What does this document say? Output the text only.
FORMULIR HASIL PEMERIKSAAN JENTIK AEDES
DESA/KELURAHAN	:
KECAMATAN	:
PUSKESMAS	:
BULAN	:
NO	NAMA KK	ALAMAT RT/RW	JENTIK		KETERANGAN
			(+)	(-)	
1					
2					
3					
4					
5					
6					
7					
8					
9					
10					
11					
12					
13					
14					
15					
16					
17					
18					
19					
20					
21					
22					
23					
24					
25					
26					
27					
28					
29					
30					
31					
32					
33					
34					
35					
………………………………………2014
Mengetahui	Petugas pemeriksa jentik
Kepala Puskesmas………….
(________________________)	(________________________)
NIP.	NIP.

▶ WHAT TO WORK ON: Print every line of the records exactly. Omit nothing.

▶ TASK RESPONSE:
What does this document say? Output the text only.
FORMULIR HASIL PEMERIKSAAN JENTIK AEDES
DESA/KELURAHAN	:
KECAMATAN	:
PUSKESMAS	:
BULAN	:
NO	NAMA KK	ALAMAT RT/RW	JENTIK		KETERANGAN
			(+)	(-)	
1					
2					
3					
4					
5					
6					
7					
8					
9					
10					
11					
12					
13					
14					
15					
16					
17					
18					
19					
20					
21					
22					
23					
24					
25					
26					
27					
28					
29					
30					
31					
32					
33					
34					
35					
………………………………………2014
Mengetahui	Petugas pemeriksa jentik
Kepala Puskesmas………….
(________________________)	(________________________)
NIP.	NIP.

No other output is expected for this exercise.